── Provided material
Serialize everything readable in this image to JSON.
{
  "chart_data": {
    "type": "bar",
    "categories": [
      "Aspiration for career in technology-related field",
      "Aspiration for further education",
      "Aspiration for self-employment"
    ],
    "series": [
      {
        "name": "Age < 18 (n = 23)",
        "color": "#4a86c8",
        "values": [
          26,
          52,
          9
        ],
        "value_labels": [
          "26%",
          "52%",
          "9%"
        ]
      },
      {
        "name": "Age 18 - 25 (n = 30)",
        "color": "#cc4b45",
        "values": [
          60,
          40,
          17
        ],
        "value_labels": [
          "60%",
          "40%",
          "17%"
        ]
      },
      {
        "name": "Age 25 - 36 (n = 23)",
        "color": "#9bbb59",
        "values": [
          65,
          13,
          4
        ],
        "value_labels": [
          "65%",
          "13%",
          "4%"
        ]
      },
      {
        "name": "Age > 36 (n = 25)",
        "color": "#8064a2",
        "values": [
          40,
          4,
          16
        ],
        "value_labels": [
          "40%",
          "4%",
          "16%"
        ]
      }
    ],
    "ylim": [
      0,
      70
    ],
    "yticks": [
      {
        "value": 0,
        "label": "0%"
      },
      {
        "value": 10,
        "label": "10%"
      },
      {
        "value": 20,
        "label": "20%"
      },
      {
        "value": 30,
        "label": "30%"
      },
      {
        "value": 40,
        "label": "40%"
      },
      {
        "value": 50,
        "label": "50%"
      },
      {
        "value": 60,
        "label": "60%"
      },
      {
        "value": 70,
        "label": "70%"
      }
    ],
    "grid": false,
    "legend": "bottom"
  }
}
────
§ **Objective**
Each line that holds the string "color" counts once; give the total and nothing else.

§ **Solution to this exercise**
4